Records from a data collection
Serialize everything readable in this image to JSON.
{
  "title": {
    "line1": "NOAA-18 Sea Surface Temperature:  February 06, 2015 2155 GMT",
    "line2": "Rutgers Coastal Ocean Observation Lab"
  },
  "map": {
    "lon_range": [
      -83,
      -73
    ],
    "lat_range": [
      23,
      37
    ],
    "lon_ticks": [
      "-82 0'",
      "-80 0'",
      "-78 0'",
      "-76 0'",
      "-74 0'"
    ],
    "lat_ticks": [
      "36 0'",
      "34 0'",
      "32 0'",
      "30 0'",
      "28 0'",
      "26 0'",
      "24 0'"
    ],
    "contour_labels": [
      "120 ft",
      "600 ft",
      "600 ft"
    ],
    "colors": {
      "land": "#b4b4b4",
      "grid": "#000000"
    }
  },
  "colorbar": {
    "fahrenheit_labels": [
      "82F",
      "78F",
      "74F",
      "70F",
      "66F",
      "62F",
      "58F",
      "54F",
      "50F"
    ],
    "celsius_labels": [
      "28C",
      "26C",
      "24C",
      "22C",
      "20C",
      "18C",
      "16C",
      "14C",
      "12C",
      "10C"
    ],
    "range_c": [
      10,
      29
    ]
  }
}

• TO BE DONE:
Reproduce each entry from the records above, character for character.

• EXERCISE RESPONSE:
Serialize everything readable in this image to JSON.
{
  "title": {
    "line1": "NOAA-18 Sea Surface Temperature:  February 06, 2015 2155 GMT",
    "line2": "Rutgers Coastal Ocean Observation Lab"
  },
  "map": {
    "lon_range": [
      -83,
      -73
    ],
    "lat_range": [
      23,
      37
    ],
    "lon_ticks": [
      "-82 0'",
      "-80 0'",
      "-78 0'",
      "-76 0'",
      "-74 0'"
    ],
    "lat_ticks": [
      "36 0'",
      "34 0'",
      "32 0'",
      "30 0'",
      "28 0'",
      "26 0'",
      "24 0'"
    ],
    "contour_labels": [
      "120 ft",
      "600 ft",
      "600 ft"
    ],
    "colors": {
      "land": "#b4b4b4",
      "grid": "#000000"
    }
  },
  "colorbar": {
    "fahrenheit_labels": [
      "82F",
      "78F",
      "74F",
      "70F",
      "66F",
      "62F",
      "58F",
      "54F",
      "50F"
    ],
    "celsius_labels": [
      "28C",
      "26C",
      "24C",
      "22C",
      "20C",
      "18C",
      "16C",
      "14C",
      "12C",
      "10C"
    ],
    "range_c": [
      10,
      29
    ]
  }
}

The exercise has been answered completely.